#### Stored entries
▬▬▬▬▬▬▬▬▬▬

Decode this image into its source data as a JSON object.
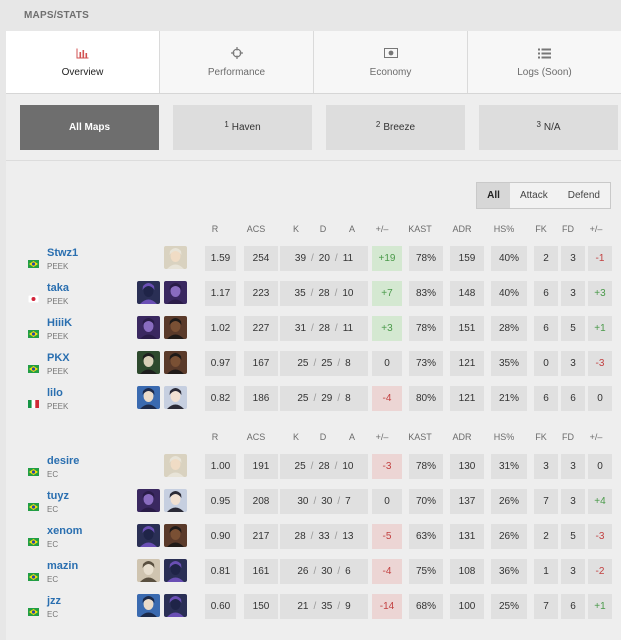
{
  "header": {
    "title": "MAPS/STATS"
  },
  "tabs": [
    {
      "label": "Overview",
      "icon": "bar-chart-icon",
      "active": true
    },
    {
      "label": "Performance",
      "icon": "crosshair-icon",
      "active": false
    },
    {
      "label": "Economy",
      "icon": "money-icon",
      "active": false
    },
    {
      "label": "Logs (Soon)",
      "icon": "list-icon",
      "active": false
    }
  ],
  "maps": [
    {
      "num": "",
      "label": "All Maps",
      "active": true
    },
    {
      "num": "1",
      "label": "Haven",
      "active": false
    },
    {
      "num": "2",
      "label": "Breeze",
      "active": false
    },
    {
      "num": "3",
      "label": "N/A",
      "active": false
    }
  ],
  "sides": [
    {
      "label": "All",
      "active": true
    },
    {
      "label": "Attack",
      "active": false
    },
    {
      "label": "Defend",
      "active": false
    }
  ],
  "columns": {
    "r": "R",
    "acs": "ACS",
    "k": "K",
    "d": "D",
    "a": "A",
    "pm": "+/–",
    "kast": "KAST",
    "adr": "ADR",
    "hs": "HS%",
    "fk": "FK",
    "fd": "FD",
    "fkd": "+/–"
  },
  "colors": {
    "positive": "#4a9a4a",
    "negative": "#c24040",
    "link": "#2a6fb0"
  },
  "teams": [
    {
      "players": [
        {
          "name": "Stwz1",
          "team": "PEEK",
          "flag": "br",
          "agents": [
            "sova"
          ],
          "r": "1.59",
          "acs": "254",
          "k": "39",
          "d": "20",
          "a": "11",
          "pm": "+19",
          "kast": "78%",
          "adr": "159",
          "hs": "40%",
          "fk": "2",
          "fd": "3",
          "fkd": "-1"
        },
        {
          "name": "taka",
          "team": "PEEK",
          "flag": "jp",
          "agents": [
            "omen",
            "reyna"
          ],
          "r": "1.17",
          "acs": "223",
          "k": "35",
          "d": "28",
          "a": "10",
          "pm": "+7",
          "kast": "83%",
          "adr": "148",
          "hs": "40%",
          "fk": "6",
          "fd": "3",
          "fkd": "+3"
        },
        {
          "name": "HiiiK",
          "team": "PEEK",
          "flag": "br",
          "agents": [
            "reyna",
            "phoenix"
          ],
          "r": "1.02",
          "acs": "227",
          "k": "31",
          "d": "28",
          "a": "11",
          "pm": "+3",
          "kast": "78%",
          "adr": "151",
          "hs": "28%",
          "fk": "6",
          "fd": "5",
          "fkd": "+1"
        },
        {
          "name": "PKX",
          "team": "PEEK",
          "flag": "br",
          "agents": [
            "viper",
            "phoenix"
          ],
          "r": "0.97",
          "acs": "167",
          "k": "25",
          "d": "25",
          "a": "8",
          "pm": "0",
          "kast": "73%",
          "adr": "121",
          "hs": "35%",
          "fk": "0",
          "fd": "3",
          "fkd": "-3"
        },
        {
          "name": "lilo",
          "team": "PEEK",
          "flag": "it",
          "agents": [
            "jett",
            "sage"
          ],
          "r": "0.82",
          "acs": "186",
          "k": "25",
          "d": "29",
          "a": "8",
          "pm": "-4",
          "kast": "80%",
          "adr": "121",
          "hs": "21%",
          "fk": "6",
          "fd": "6",
          "fkd": "0"
        }
      ]
    },
    {
      "players": [
        {
          "name": "desire",
          "team": "EC",
          "flag": "br",
          "agents": [
            "sova"
          ],
          "r": "1.00",
          "acs": "191",
          "k": "25",
          "d": "28",
          "a": "10",
          "pm": "-3",
          "kast": "78%",
          "adr": "130",
          "hs": "31%",
          "fk": "3",
          "fd": "3",
          "fkd": "0"
        },
        {
          "name": "tuyz",
          "team": "EC",
          "flag": "br",
          "agents": [
            "reyna",
            "sage"
          ],
          "r": "0.95",
          "acs": "208",
          "k": "30",
          "d": "30",
          "a": "7",
          "pm": "0",
          "kast": "70%",
          "adr": "137",
          "hs": "26%",
          "fk": "7",
          "fd": "3",
          "fkd": "+4"
        },
        {
          "name": "xenom",
          "team": "EC",
          "flag": "br",
          "agents": [
            "omen",
            "phoenix"
          ],
          "r": "0.90",
          "acs": "217",
          "k": "28",
          "d": "33",
          "a": "13",
          "pm": "-5",
          "kast": "63%",
          "adr": "131",
          "hs": "26%",
          "fk": "2",
          "fd": "5",
          "fkd": "-3"
        },
        {
          "name": "mazin",
          "team": "EC",
          "flag": "br",
          "agents": [
            "cypher",
            "omen"
          ],
          "r": "0.81",
          "acs": "161",
          "k": "26",
          "d": "30",
          "a": "6",
          "pm": "-4",
          "kast": "75%",
          "adr": "108",
          "hs": "36%",
          "fk": "1",
          "fd": "3",
          "fkd": "-2"
        },
        {
          "name": "jzz",
          "team": "EC",
          "flag": "br",
          "agents": [
            "jett",
            "omen"
          ],
          "r": "0.60",
          "acs": "150",
          "k": "21",
          "d": "35",
          "a": "9",
          "pm": "-14",
          "kast": "68%",
          "adr": "100",
          "hs": "25%",
          "fk": "7",
          "fd": "6",
          "fkd": "+1"
        }
      ]
    }
  ]
}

▬▬▬▬▬▬▬▬▬▬

#### Request
Locate each line with the word "kast" and copy it.

#### The answer
    "kast": "KAST",
          "kast": "78%",
          "kast": "83%",
          "kast": "78%",
          "kast": "73%",
          "kast": "80%",
          "kast": "78%",
          "kast": "70%",
          "kast": "63%",
          "kast": "75%",
          "kast": "68%",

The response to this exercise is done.